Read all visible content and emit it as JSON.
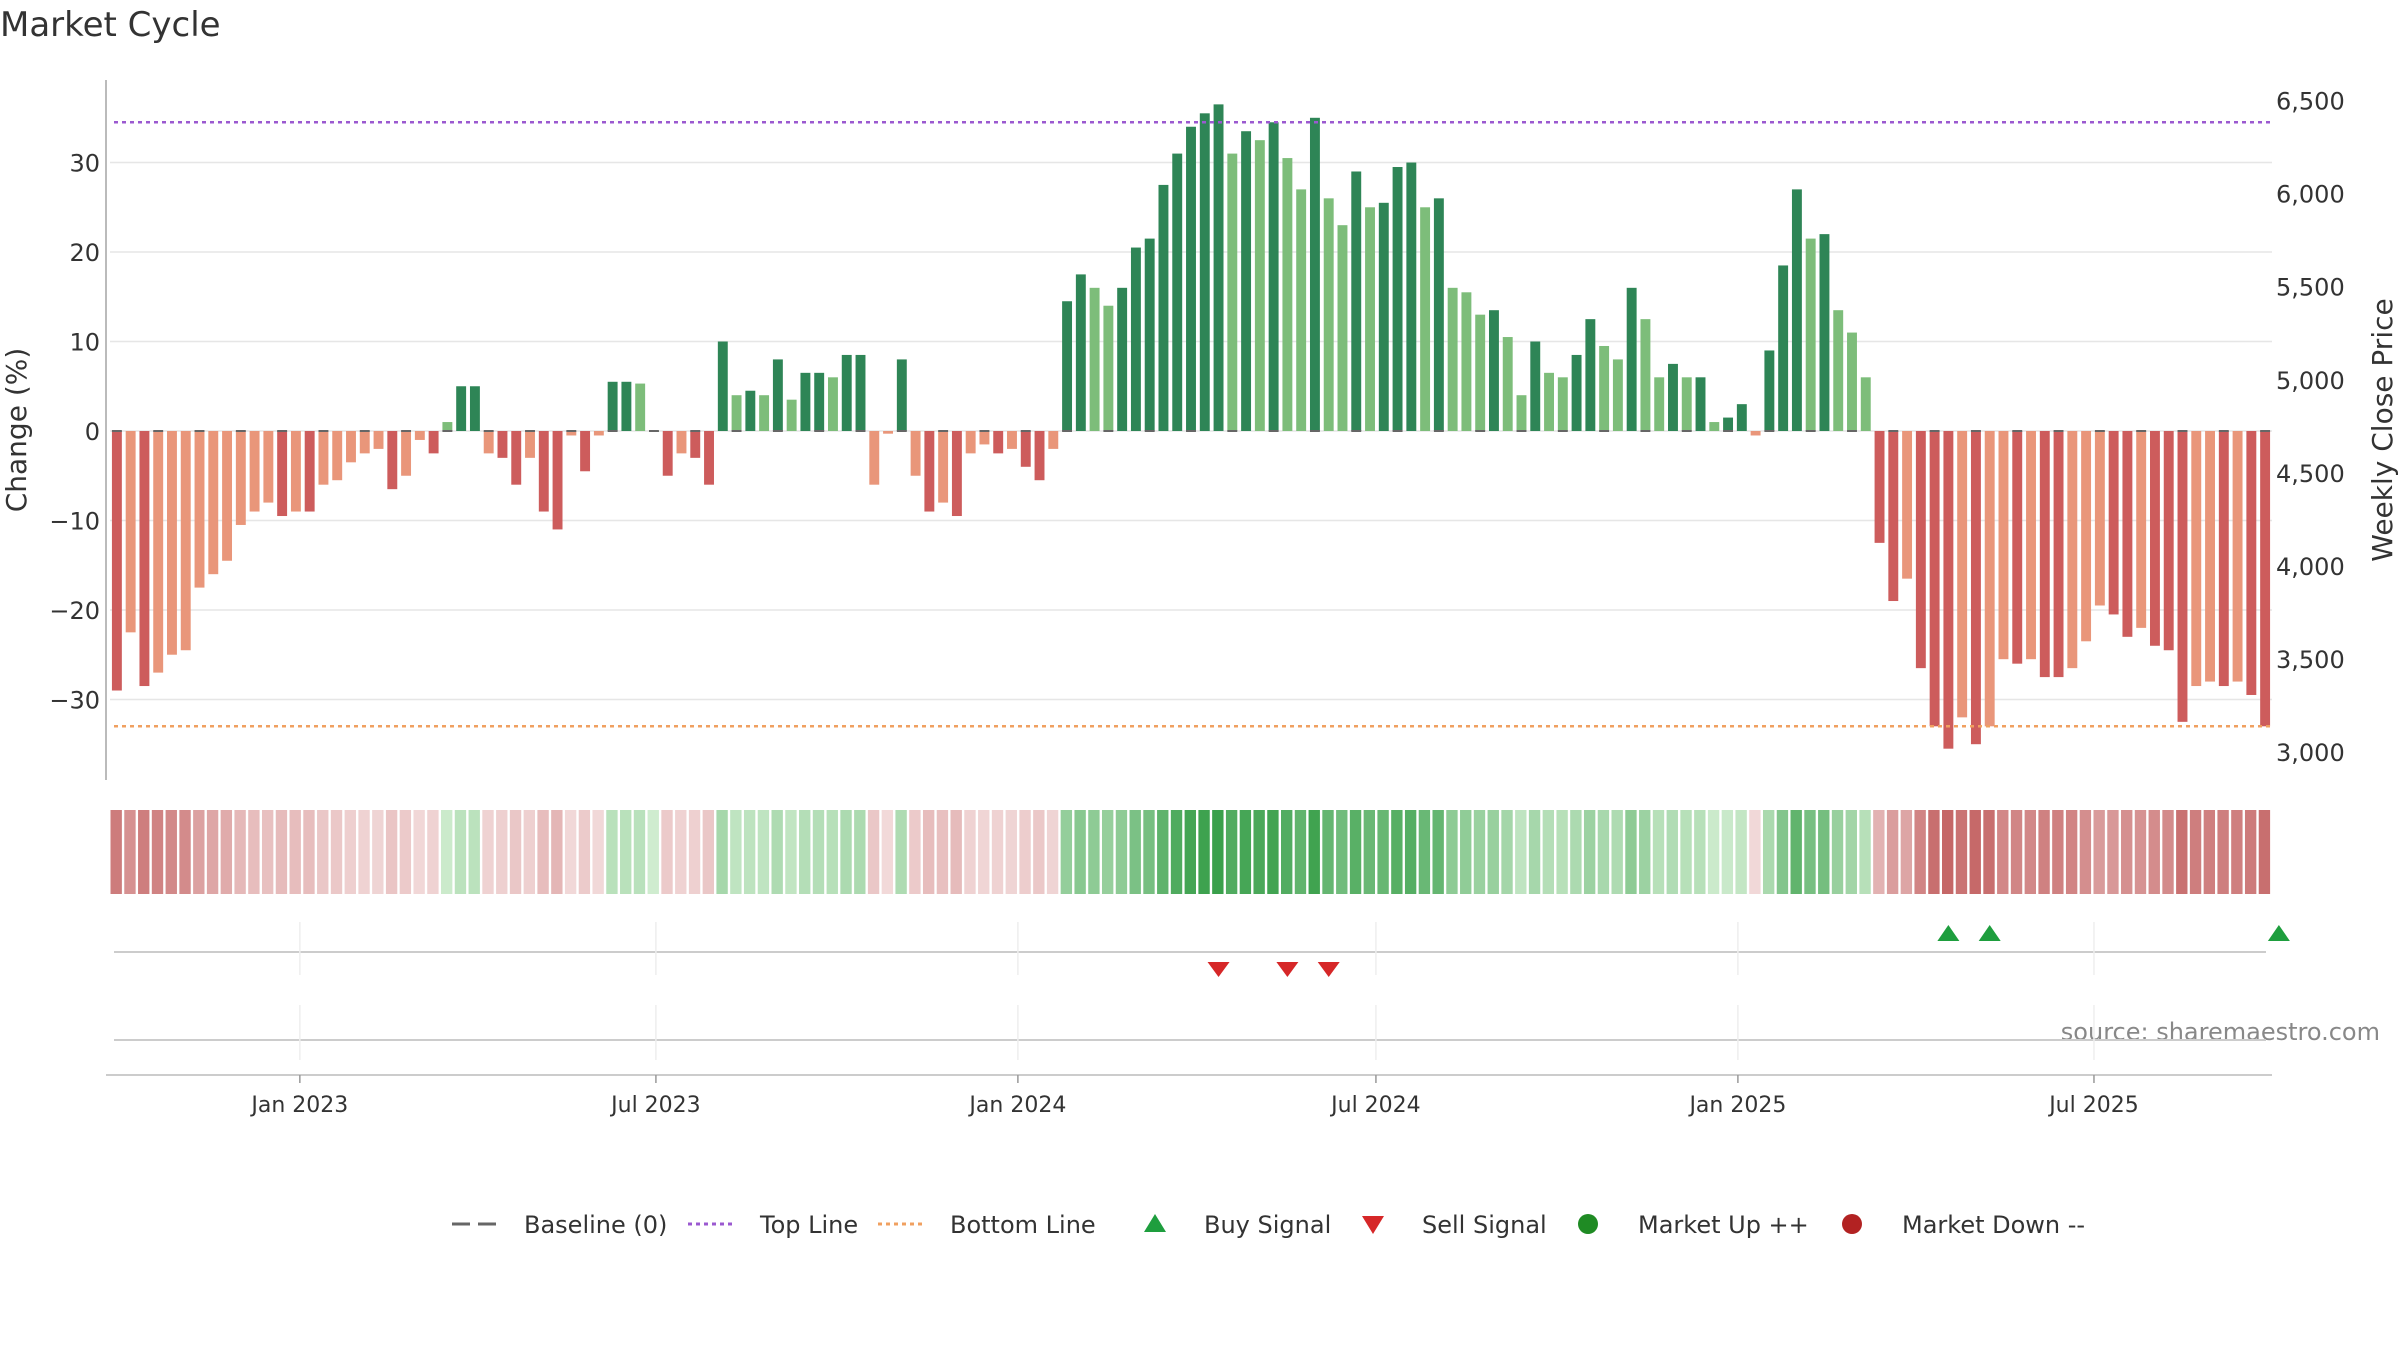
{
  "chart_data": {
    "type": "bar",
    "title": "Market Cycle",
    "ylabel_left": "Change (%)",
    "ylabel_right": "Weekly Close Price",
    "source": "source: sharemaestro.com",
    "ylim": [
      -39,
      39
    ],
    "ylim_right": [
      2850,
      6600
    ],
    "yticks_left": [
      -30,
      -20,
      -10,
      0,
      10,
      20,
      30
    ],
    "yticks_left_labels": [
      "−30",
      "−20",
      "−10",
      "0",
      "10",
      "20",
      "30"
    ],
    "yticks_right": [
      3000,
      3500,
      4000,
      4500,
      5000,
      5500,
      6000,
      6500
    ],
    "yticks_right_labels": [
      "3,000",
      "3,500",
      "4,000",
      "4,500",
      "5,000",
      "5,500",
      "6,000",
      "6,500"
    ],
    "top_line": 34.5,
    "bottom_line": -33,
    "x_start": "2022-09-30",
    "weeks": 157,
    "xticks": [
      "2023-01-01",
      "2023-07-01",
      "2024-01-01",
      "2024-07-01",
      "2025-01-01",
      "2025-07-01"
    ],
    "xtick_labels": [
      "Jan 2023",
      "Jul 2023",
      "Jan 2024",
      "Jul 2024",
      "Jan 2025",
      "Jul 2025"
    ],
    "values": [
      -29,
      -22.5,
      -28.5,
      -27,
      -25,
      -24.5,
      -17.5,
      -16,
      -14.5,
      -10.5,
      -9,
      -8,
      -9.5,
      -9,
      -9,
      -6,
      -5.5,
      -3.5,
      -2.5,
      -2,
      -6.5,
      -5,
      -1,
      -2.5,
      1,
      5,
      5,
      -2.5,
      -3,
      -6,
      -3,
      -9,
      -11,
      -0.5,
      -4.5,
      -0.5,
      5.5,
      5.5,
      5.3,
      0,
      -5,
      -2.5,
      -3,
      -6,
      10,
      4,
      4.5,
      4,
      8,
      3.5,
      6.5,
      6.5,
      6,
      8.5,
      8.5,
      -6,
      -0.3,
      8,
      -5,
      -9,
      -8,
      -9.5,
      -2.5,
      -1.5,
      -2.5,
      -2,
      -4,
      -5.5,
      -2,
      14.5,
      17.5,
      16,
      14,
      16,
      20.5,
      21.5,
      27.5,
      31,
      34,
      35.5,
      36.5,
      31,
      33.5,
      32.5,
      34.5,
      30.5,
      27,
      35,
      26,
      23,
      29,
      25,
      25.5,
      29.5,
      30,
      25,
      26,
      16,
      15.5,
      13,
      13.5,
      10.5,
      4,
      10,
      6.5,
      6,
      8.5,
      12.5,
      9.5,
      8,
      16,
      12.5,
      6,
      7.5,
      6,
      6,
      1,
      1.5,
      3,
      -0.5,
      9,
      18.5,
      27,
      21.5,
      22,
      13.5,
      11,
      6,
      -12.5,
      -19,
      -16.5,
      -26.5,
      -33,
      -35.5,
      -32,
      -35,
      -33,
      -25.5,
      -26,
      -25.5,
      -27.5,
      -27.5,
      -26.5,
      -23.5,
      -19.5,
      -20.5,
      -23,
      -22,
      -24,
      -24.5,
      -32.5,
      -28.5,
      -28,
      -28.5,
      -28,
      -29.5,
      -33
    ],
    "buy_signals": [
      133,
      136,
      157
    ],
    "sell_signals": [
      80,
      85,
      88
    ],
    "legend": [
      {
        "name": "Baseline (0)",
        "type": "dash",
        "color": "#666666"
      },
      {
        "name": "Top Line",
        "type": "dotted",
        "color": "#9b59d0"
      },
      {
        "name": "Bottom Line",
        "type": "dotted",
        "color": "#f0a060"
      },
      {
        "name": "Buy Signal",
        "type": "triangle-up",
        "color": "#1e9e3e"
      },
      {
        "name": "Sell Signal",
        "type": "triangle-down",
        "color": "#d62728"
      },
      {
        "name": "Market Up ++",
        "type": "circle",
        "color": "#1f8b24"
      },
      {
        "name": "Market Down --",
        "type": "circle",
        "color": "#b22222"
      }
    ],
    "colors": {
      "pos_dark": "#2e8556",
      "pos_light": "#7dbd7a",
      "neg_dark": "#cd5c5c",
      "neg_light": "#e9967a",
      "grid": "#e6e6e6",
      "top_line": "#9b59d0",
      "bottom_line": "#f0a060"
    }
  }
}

- _Prompt_:
Say, as a single number and nothing more, how many lines of the entries contain the word "Market".

- _Exercise solution_:
3